---- DATA IN THIS EXERCISE

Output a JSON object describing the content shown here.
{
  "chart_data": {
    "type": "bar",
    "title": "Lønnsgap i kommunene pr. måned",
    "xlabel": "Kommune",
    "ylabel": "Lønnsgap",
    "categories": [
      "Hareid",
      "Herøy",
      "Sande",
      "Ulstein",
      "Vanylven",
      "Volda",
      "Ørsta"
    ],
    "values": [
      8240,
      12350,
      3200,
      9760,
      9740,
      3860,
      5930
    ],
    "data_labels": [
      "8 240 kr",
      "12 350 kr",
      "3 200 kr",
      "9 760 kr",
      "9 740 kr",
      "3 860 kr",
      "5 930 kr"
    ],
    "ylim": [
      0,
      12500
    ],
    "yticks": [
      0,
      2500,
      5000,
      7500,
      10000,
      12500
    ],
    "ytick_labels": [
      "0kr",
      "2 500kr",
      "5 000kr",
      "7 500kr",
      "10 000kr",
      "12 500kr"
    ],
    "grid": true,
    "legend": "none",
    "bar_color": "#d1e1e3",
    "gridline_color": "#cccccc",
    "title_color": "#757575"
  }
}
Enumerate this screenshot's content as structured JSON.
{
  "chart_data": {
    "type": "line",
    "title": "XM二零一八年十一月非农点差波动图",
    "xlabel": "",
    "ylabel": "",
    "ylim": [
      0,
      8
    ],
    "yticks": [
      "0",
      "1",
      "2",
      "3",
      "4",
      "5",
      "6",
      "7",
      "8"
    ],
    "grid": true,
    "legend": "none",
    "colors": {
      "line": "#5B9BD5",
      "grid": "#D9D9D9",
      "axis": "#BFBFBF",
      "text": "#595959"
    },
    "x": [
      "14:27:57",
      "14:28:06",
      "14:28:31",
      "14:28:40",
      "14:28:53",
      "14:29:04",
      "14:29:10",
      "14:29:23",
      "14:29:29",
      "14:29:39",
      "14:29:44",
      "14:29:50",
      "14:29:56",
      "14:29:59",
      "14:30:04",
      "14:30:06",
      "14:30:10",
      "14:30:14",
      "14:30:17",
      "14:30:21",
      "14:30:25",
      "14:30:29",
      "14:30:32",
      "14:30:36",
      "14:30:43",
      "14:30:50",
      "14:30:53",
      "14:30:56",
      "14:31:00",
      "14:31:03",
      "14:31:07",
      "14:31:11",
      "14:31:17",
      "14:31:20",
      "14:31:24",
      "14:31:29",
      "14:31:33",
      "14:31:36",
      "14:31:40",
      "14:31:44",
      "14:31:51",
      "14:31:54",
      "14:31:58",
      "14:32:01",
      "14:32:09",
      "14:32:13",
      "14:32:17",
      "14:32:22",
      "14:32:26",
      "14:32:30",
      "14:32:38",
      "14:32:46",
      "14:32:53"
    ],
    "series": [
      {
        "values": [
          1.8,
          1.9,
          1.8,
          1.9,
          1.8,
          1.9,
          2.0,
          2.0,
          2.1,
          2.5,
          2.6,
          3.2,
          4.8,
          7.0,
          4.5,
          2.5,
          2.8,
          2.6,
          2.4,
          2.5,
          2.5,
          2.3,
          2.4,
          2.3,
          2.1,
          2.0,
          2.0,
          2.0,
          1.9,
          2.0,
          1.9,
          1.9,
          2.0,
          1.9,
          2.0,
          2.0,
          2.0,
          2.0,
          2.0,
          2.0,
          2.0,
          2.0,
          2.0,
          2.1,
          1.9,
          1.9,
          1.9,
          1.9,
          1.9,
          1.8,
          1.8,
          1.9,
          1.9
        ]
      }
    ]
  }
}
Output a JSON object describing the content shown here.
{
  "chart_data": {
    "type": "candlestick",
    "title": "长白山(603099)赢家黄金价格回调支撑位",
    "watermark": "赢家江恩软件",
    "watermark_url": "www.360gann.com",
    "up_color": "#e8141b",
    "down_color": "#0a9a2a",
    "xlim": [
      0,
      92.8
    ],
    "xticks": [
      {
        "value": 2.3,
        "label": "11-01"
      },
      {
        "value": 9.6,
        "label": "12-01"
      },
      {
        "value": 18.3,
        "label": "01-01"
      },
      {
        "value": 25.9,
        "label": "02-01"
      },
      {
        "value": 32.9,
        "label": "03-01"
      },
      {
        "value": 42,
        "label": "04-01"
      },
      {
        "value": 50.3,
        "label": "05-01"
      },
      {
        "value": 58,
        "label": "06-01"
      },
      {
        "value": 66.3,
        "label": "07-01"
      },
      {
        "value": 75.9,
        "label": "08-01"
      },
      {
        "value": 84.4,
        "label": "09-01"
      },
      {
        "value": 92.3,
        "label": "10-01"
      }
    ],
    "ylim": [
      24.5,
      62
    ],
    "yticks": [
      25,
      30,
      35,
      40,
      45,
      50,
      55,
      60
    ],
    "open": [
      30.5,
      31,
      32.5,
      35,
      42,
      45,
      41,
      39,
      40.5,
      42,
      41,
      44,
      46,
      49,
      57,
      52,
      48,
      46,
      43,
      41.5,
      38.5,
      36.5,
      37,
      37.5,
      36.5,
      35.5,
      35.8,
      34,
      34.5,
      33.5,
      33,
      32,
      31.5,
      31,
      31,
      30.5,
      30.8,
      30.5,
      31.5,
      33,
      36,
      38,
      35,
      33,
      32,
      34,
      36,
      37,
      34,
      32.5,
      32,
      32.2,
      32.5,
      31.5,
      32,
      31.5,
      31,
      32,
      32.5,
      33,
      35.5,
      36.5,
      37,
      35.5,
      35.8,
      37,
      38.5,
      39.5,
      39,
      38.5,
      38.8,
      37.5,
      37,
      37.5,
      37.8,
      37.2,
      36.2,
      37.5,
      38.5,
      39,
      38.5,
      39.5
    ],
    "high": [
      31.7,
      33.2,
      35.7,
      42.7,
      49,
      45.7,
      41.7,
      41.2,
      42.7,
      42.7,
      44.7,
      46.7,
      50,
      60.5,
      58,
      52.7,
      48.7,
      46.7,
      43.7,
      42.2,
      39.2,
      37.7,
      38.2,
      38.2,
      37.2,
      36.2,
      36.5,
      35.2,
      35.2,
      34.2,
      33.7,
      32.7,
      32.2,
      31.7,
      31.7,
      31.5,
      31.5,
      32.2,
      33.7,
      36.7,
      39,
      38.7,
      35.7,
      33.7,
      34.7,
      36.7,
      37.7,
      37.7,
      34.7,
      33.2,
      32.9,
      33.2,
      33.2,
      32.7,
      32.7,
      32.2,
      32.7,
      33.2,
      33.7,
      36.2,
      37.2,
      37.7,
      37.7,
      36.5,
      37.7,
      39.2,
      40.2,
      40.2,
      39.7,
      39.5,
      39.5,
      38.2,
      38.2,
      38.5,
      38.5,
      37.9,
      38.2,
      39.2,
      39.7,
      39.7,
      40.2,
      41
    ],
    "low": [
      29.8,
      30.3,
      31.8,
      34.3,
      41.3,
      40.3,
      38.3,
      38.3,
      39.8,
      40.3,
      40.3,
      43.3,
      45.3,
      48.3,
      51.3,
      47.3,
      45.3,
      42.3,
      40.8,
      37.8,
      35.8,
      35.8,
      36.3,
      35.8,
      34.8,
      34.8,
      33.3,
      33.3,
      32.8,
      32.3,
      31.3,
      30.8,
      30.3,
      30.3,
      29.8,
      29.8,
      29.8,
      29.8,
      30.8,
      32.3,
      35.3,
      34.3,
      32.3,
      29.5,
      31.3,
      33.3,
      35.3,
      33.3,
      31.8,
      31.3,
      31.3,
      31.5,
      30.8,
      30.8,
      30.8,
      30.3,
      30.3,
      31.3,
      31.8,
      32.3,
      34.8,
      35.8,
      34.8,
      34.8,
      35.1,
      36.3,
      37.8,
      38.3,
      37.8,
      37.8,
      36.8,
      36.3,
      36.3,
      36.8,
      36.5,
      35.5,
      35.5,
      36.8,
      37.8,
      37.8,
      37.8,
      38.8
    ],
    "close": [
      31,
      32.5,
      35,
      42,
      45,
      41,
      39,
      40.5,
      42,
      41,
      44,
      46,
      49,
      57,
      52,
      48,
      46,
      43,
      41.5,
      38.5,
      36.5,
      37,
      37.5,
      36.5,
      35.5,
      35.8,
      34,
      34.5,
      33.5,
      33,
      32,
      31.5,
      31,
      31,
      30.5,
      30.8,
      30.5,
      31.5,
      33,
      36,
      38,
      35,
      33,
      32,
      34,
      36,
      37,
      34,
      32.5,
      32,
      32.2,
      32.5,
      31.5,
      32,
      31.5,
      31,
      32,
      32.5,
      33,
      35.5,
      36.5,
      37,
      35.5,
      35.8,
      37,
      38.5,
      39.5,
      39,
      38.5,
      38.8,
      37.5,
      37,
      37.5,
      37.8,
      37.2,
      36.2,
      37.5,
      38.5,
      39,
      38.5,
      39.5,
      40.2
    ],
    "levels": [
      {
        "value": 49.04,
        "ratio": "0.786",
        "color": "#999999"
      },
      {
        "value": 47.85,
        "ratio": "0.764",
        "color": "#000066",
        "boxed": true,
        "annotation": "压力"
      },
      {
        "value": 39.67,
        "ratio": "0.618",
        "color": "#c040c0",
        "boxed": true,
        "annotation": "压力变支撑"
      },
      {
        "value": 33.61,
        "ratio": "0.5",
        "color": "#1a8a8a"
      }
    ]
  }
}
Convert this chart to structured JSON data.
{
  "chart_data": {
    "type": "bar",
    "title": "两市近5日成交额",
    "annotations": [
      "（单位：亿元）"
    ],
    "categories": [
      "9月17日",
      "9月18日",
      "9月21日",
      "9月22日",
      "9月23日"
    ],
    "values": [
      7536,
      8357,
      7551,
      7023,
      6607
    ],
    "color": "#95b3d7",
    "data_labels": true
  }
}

--------

### [INSTRUCTION]
Return exactly the lines from the one containing "Convert this chart to structured JSON data." to the last line of the data, and nothing more.

### [CORRECT RESULT]
Convert this chart to structured JSON data.
{
  "chart_data": {
    "type": "bar",
    "title": "两市近5日成交额",
    "annotations": [
      "（单位：亿元）"
    ],
    "categories": [
      "9月17日",
      "9月18日",
      "9月21日",
      "9月22日",
      "9月23日"
    ],
    "values": [
      7536,
      8357,
      7551,
      7023,
      6607
    ],
    "color": "#95b3d7",
    "data_labels": true
  }
}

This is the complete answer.